■ Written instruction ■
Print every line of the listing exactly, please.

(Structured figure records)
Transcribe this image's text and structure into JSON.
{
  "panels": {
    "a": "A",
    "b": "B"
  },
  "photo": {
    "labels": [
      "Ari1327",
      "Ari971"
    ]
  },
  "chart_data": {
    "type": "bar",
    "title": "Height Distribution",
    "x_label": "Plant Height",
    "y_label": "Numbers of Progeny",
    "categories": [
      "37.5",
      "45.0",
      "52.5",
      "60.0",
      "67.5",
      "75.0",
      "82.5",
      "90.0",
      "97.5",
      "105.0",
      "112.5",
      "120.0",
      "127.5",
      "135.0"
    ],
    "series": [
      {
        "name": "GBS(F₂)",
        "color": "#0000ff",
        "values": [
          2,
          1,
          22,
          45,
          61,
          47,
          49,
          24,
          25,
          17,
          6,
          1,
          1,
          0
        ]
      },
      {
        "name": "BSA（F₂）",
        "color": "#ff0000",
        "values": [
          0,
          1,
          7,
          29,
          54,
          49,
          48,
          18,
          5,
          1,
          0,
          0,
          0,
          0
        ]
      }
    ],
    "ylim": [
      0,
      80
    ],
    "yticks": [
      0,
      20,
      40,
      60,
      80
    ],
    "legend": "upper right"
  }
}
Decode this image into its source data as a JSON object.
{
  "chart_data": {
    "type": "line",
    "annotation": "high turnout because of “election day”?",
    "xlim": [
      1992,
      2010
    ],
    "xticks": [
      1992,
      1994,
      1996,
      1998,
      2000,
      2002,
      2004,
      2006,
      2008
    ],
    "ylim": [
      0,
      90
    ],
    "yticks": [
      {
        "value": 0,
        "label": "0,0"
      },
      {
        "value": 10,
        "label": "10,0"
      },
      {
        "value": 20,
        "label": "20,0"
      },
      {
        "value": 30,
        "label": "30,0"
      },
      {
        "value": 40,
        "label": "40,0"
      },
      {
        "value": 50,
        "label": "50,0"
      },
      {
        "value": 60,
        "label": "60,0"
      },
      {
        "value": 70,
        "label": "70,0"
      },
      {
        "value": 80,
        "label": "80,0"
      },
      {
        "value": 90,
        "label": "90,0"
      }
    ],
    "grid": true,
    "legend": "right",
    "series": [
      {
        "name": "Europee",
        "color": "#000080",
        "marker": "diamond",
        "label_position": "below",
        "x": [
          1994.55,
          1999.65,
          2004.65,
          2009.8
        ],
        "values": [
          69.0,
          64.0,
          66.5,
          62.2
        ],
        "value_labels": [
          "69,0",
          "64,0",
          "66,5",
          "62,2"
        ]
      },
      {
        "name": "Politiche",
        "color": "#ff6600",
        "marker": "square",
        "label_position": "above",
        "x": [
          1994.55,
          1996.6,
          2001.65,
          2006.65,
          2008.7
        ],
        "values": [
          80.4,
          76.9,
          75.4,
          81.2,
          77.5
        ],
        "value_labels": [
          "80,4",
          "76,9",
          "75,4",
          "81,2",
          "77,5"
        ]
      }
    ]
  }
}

■ Finished task ■
Transcribe this image's text and structure into JSON.
{
  "panels": {
    "a": "A",
    "b": "B"
  },
  "photo": {
    "labels": [
      "Ari1327",
      "Ari971"
    ]
  },
  "chart_data": {
    "type": "bar",
    "title": "Height Distribution",
    "x_label": "Plant Height",
    "y_label": "Numbers of Progeny",
    "categories": [
      "37.5",
      "45.0",
      "52.5",
      "60.0",
      "67.5",
      "75.0",
      "82.5",
      "90.0",
      "97.5",
      "105.0",
      "112.5",
      "120.0",
      "127.5",
      "135.0"
    ],
    "series": [
      {
        "name": "GBS(F₂)",
        "color": "#0000ff",
        "values": [
          2,
          1,
          22,
          45,
          61,
          47,
          49,
          24,
          25,
          17,
          6,
          1,
          1,
          0
        ]
      },
      {
        "name": "BSA（F₂）",
        "color": "#ff0000",
        "values": [
          0,
          1,
          7,
          29,
          54,
          49,
          48,
          18,
          5,
          1,
          0,
          0,
          0,
          0
        ]
      }
    ],
    "ylim": [
      0,
      80
    ],
    "yticks": [
      0,
      20,
      40,
      60,
      80
    ],
    "legend": "upper right"
  }
}
Decode this image into its source data as a JSON object.
{
  "chart_data": {
    "type": "line",
    "annotation": "high turnout because of “election day”?",
    "xlim": [
      1992,
      2010
    ],
    "xticks": [
      1992,
      1994,
      1996,
      1998,
      2000,
      2002,
      2004,
      2006,
      2008
    ],
    "ylim": [
      0,
      90
    ],
    "yticks": [
      {
        "value": 0,
        "label": "0,0"
      },
      {
        "value": 10,
        "label": "10,0"
      },
      {
        "value": 20,
        "label": "20,0"
      },
      {
        "value": 30,
        "label": "30,0"
      },
      {
        "value": 40,
        "label": "40,0"
      },
      {
        "value": 50,
        "label": "50,0"
      },
      {
        "value": 60,
        "label": "60,0"
      },
      {
        "value": 70,
        "label": "70,0"
      },
      {
        "value": 80,
        "label": "80,0"
      },
      {
        "value": 90,
        "label": "90,0"
      }
    ],
    "grid": true,
    "legend": "right",
    "series": [
      {
        "name": "Europee",
        "color": "#000080",
        "marker": "diamond",
        "label_position": "below",
        "x": [
          1994.55,
          1999.65,
          2004.65,
          2009.8
        ],
        "values": [
          69.0,
          64.0,
          66.5,
          62.2
        ],
        "value_labels": [
          "69,0",
          "64,0",
          "66,5",
          "62,2"
        ]
      },
      {
        "name": "Politiche",
        "color": "#ff6600",
        "marker": "square",
        "label_position": "above",
        "x": [
          1994.55,
          1996.6,
          2001.65,
          2006.65,
          2008.7
        ],
        "values": [
          80.4,
          76.9,
          75.4,
          81.2,
          77.5
        ],
        "value_labels": [
          "80,4",
          "76,9",
          "75,4",
          "81,2",
          "77,5"
        ]
      }
    ]
  }
}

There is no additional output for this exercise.